* **WHAT YOU NEED TO DO**
Among the following entries, count the lines that contain "checked" and report only the result.

* **MATERIALS PROVIDED**
========
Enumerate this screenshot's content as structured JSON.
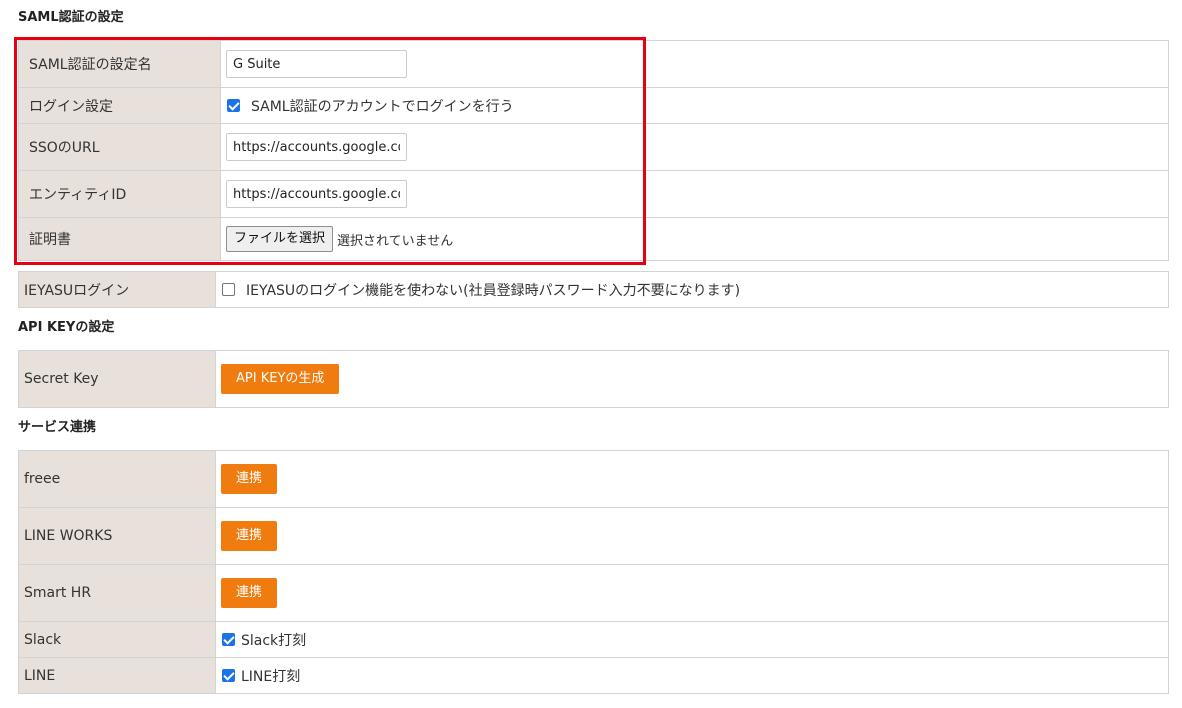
{
  "saml_section": {
    "title": "SAML認証の設定",
    "rows": {
      "setting_name": {
        "label": "SAML認証の設定名",
        "value": "G Suite"
      },
      "login_setting": {
        "label": "ログイン設定",
        "checkbox_label": "SAML認証のアカウントでログインを行う",
        "checked": true
      },
      "sso_url": {
        "label": "SSOのURL",
        "value": "https://accounts.google.co"
      },
      "entity_id": {
        "label": "エンティティID",
        "value": "https://accounts.google.co"
      },
      "certificate": {
        "label": "証明書",
        "button_label": "ファイルを選択",
        "status": "選択されていません"
      }
    }
  },
  "ieyasu_login": {
    "label": "IEYASUログイン",
    "checkbox_label": "IEYASUのログイン機能を使わない(社員登録時パスワード入力不要になります)",
    "checked": false
  },
  "api_section": {
    "title": "API KEYの設定",
    "secret_key": {
      "label": "Secret Key",
      "button_label": "API KEYの生成"
    }
  },
  "service_section": {
    "title": "サービス連携",
    "freee": {
      "label": "freee",
      "button_label": "連携"
    },
    "line_works": {
      "label": "LINE WORKS",
      "button_label": "連携"
    },
    "smart_hr": {
      "label": "Smart HR",
      "button_label": "連携"
    },
    "slack": {
      "label": "Slack",
      "checkbox_label": "Slack打刻",
      "checked": true
    },
    "line": {
      "label": "LINE",
      "checkbox_label": "LINE打刻",
      "checked": true
    }
  },
  "colors": {
    "label_bg": "#e8e0da",
    "accent_orange": "#f07b0e",
    "highlight_red": "#e60012",
    "checkbox_blue": "#1a73e8"
  }
}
========
* **FINISHED EXERCISE**
4